[Element and region listings]

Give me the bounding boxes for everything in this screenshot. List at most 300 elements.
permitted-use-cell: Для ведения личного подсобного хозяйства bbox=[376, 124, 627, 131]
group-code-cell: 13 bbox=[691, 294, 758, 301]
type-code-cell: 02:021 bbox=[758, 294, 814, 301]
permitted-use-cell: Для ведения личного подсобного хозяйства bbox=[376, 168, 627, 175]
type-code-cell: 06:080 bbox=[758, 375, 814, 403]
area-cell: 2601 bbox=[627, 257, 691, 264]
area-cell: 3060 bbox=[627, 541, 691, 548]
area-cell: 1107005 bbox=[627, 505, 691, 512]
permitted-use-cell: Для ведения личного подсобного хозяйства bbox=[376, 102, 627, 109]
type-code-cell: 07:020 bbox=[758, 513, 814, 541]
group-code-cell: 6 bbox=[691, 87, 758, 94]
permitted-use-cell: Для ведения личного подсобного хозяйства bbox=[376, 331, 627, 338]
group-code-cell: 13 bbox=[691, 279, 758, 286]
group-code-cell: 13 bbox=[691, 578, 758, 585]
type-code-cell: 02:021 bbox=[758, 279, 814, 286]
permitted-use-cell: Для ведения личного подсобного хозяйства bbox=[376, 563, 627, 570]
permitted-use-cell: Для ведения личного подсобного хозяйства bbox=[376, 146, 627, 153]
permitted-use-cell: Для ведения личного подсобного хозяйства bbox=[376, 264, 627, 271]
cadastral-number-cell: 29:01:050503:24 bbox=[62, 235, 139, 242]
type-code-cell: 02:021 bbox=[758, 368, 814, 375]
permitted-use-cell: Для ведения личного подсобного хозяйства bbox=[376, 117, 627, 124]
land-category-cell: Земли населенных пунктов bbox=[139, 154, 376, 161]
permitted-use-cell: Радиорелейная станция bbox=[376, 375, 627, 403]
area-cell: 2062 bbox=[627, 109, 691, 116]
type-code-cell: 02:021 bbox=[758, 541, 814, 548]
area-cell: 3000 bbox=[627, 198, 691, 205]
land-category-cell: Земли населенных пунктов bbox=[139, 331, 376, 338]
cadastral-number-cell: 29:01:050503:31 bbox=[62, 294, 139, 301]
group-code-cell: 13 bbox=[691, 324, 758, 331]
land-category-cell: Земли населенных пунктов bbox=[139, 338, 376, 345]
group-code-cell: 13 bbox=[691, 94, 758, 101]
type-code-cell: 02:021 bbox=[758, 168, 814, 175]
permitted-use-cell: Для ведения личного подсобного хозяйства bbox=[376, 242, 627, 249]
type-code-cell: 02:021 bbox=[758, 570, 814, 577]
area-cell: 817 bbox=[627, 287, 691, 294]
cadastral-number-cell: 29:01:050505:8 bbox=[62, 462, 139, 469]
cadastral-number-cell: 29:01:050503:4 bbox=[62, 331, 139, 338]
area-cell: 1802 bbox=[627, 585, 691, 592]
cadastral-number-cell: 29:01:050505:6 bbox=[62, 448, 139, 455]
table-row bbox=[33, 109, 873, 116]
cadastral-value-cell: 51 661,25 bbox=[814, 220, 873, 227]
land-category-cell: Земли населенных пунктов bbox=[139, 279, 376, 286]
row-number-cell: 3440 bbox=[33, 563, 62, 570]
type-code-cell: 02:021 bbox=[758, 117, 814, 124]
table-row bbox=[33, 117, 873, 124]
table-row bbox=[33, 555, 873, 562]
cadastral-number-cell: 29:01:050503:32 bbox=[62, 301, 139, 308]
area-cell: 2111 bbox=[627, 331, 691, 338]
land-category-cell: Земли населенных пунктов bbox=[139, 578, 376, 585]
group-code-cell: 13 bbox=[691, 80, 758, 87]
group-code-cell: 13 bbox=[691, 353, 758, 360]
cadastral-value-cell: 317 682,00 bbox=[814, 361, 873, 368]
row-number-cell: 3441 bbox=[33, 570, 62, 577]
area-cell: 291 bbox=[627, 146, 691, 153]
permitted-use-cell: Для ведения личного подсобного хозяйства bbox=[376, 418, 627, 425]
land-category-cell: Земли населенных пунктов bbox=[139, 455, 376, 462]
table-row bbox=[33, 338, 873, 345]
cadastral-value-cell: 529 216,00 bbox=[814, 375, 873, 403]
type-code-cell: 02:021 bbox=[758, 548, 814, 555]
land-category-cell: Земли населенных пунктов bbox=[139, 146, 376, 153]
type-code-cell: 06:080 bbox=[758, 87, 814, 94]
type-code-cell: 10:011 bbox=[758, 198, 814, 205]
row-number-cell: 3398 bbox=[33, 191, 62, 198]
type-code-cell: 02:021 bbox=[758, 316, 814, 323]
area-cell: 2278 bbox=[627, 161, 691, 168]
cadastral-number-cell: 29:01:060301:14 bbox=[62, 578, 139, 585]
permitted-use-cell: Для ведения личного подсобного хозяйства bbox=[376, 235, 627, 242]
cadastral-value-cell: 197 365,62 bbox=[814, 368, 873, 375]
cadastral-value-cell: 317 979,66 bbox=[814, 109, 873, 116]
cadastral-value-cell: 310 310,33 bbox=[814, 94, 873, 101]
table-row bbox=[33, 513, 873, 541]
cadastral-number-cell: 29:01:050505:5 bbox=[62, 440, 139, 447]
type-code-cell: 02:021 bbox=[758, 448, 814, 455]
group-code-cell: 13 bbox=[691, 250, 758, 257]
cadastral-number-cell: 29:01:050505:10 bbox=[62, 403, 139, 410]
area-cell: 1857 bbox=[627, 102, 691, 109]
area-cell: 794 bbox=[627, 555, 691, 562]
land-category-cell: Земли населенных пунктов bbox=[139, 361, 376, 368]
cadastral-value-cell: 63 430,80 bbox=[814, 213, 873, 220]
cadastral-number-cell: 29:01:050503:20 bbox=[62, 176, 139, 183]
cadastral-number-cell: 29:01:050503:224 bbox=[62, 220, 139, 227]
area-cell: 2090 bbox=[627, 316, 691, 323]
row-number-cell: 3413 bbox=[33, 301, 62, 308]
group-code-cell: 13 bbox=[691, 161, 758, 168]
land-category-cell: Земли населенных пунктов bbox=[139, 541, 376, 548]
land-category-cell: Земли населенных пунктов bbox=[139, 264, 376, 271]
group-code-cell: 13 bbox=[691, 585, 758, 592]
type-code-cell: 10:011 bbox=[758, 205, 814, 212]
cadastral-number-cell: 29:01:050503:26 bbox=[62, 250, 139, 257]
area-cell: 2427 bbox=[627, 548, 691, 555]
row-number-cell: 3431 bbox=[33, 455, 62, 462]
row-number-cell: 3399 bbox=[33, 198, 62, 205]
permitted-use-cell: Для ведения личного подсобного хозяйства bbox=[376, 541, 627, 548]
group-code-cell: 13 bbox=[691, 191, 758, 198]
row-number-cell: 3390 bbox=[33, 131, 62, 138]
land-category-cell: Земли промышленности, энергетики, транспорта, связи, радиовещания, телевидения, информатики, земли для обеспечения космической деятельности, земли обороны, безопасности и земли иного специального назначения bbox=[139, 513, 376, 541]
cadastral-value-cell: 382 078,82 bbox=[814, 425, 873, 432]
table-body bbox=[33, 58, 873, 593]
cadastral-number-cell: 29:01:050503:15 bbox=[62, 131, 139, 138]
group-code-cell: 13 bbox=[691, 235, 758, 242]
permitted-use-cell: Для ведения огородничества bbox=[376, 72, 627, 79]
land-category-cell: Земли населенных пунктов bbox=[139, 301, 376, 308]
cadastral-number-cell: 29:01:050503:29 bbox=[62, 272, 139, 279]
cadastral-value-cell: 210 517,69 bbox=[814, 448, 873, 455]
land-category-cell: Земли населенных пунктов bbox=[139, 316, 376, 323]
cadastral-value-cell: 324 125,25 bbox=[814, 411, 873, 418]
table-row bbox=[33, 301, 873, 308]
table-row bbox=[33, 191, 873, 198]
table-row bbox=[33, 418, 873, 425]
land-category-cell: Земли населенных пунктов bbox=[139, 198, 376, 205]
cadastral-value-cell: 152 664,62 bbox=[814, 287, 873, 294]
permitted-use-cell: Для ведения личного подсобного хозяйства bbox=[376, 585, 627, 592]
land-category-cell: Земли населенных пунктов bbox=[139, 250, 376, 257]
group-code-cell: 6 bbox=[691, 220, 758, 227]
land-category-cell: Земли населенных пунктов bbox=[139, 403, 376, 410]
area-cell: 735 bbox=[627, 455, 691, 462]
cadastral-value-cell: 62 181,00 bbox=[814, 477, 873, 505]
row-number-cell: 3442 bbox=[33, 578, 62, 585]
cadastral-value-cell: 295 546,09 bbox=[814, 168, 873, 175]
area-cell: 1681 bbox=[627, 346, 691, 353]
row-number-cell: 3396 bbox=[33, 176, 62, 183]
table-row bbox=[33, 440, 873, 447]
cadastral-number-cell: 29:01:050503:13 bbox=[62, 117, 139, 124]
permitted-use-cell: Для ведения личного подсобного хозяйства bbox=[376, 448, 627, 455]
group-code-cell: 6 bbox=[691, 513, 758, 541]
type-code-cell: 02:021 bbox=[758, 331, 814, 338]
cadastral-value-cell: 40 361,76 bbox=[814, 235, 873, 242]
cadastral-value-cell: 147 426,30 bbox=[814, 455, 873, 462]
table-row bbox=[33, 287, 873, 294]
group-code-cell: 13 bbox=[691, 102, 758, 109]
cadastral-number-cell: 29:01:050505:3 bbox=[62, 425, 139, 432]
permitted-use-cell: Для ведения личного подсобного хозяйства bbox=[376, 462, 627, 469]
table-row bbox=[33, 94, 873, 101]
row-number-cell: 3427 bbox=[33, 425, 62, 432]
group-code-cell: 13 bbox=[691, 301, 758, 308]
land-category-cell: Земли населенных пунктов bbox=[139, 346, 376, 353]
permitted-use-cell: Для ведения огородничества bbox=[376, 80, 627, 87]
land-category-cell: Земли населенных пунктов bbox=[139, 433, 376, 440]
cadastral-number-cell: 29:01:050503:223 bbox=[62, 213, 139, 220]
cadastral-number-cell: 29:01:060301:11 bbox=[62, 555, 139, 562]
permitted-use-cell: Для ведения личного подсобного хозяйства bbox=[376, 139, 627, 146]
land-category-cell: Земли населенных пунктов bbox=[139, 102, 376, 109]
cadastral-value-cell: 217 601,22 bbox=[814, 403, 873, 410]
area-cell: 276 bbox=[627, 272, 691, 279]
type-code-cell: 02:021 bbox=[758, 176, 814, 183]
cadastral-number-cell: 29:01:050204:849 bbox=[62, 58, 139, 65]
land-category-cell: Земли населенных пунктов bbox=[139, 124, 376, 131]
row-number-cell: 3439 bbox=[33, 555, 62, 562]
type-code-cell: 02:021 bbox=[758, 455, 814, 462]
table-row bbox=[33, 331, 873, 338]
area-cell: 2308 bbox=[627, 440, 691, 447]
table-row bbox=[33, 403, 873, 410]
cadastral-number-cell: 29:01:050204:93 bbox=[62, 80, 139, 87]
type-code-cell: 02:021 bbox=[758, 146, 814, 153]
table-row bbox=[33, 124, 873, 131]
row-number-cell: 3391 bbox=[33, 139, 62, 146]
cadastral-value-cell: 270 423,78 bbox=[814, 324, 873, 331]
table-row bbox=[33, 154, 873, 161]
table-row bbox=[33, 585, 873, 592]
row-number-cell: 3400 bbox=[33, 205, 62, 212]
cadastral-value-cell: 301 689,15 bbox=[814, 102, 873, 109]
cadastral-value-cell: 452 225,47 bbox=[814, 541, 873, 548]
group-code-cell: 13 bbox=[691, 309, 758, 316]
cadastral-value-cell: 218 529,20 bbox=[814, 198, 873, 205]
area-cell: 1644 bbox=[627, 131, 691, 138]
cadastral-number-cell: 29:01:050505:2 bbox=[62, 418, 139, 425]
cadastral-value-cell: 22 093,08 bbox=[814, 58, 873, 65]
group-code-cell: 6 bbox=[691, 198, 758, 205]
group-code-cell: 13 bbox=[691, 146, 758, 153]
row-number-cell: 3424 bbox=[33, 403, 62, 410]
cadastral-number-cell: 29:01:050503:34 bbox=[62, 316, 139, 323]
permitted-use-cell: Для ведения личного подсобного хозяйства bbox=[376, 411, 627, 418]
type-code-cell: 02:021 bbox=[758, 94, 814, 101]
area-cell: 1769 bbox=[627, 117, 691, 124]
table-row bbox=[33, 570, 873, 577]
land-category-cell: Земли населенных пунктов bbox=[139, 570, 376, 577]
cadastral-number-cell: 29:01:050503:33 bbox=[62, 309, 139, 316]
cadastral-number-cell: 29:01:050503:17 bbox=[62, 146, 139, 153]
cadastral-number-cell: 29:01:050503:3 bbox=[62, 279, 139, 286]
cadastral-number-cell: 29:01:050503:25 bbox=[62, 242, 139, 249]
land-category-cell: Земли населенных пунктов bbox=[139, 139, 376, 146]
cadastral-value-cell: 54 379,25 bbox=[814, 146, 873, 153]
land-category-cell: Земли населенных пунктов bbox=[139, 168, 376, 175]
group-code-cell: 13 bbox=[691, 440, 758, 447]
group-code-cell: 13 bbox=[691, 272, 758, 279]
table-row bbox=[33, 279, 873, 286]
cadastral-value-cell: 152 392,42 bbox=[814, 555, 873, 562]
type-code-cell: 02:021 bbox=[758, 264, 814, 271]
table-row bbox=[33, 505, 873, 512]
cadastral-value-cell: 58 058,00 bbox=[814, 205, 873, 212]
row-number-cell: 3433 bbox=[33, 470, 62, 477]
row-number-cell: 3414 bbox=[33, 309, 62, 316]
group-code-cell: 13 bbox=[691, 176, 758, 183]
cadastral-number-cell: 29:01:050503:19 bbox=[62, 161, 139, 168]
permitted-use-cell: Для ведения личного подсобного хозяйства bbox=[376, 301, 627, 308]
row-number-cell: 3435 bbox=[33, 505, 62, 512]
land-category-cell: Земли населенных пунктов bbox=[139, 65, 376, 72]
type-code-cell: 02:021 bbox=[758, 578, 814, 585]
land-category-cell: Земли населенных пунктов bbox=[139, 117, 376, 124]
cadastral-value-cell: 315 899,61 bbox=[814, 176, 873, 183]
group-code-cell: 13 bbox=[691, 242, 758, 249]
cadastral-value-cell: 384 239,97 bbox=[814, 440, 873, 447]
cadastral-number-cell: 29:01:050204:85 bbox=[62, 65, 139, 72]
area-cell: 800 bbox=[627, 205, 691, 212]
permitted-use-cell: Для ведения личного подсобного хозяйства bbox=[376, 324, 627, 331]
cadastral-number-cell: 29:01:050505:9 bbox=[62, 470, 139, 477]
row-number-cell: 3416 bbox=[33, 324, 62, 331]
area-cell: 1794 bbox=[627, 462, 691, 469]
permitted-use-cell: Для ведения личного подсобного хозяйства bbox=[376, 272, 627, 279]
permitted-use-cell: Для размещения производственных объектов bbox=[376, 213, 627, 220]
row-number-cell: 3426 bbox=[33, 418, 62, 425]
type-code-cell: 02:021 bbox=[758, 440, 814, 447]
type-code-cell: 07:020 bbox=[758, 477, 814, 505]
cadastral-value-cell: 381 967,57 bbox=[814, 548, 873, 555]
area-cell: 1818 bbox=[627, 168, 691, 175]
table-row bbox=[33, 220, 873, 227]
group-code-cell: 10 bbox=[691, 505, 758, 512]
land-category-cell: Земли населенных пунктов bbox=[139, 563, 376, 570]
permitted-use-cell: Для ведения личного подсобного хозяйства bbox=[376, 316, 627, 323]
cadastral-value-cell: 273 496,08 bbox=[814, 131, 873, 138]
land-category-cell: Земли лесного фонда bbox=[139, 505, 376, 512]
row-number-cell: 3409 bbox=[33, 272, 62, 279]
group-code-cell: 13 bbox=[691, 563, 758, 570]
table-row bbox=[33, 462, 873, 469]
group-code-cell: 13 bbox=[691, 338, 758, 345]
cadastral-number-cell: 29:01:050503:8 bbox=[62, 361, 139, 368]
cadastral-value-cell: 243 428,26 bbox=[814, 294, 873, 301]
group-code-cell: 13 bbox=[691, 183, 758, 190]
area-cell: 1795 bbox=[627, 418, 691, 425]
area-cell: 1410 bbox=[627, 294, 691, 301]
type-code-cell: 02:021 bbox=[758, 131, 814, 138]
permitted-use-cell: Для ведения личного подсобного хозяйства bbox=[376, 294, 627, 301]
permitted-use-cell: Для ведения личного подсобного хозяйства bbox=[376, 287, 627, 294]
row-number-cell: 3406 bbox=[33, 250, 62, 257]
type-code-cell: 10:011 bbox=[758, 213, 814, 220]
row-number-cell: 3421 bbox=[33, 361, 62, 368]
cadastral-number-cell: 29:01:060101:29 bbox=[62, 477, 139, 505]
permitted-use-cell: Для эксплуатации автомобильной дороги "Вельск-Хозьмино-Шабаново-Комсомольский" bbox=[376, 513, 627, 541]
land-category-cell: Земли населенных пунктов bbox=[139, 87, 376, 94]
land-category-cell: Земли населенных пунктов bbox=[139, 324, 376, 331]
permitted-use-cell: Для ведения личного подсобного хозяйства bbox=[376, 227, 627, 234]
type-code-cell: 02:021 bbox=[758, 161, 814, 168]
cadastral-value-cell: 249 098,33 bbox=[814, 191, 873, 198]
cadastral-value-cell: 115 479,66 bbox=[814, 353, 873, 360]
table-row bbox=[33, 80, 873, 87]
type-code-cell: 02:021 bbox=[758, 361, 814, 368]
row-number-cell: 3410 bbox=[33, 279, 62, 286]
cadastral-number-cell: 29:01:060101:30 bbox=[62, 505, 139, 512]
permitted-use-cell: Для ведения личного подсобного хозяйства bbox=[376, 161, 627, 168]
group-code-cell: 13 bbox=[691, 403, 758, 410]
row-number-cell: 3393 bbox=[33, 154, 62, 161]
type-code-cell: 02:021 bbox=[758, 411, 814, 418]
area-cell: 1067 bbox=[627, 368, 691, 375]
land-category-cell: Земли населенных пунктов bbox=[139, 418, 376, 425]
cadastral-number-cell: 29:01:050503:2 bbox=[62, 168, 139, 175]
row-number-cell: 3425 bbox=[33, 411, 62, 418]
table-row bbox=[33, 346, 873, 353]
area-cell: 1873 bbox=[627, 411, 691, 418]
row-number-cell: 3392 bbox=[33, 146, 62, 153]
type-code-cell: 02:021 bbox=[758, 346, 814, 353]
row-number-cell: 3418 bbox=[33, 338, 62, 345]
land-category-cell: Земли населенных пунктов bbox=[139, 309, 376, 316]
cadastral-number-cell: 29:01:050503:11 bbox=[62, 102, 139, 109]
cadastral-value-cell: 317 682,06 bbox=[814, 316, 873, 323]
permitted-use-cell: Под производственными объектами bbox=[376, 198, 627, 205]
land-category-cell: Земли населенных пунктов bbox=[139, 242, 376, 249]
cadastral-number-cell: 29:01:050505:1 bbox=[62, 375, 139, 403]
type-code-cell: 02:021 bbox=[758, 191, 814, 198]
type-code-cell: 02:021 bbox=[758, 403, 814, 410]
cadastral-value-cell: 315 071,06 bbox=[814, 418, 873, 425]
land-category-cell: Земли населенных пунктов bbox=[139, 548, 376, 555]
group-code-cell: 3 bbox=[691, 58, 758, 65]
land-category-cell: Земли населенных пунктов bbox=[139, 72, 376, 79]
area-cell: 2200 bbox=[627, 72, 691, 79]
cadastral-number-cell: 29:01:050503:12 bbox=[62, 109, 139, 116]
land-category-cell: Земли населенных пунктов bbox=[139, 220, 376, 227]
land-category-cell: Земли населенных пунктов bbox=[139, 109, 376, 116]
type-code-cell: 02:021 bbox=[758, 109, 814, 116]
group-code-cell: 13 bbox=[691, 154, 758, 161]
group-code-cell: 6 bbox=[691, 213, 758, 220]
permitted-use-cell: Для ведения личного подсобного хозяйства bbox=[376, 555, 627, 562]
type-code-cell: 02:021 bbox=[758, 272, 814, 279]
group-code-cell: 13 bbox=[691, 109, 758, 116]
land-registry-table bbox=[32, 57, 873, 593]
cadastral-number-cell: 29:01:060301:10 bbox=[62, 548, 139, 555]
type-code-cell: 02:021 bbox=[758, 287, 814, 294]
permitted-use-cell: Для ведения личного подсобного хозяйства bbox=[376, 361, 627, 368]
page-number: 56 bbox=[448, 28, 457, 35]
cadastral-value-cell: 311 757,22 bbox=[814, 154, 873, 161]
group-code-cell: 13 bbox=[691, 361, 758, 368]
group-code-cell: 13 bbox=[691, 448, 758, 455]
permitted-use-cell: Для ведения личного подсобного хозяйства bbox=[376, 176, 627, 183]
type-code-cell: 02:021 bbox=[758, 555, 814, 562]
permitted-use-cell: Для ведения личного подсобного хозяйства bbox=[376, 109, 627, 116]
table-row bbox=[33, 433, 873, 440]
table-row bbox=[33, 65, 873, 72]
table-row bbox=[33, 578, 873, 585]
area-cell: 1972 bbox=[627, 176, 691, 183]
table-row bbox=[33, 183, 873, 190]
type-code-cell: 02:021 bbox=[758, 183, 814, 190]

(Exercise directions) Switch "bounding boxes" to "box coordinates" and write out the rows from the start through the line with "type-code-cell: 02:021 bbox=[758, 294, 814, 301]", keeping everything else the same.

(Worked solution)
Give me the box coordinates for everything in this screenshot. List at most 300 elements.
permitted-use-cell: Для ведения личного подсобного хозяйства bbox=[376, 124, 627, 131]
group-code-cell: 13 bbox=[691, 294, 758, 301]
type-code-cell: 02:021 bbox=[758, 294, 814, 301]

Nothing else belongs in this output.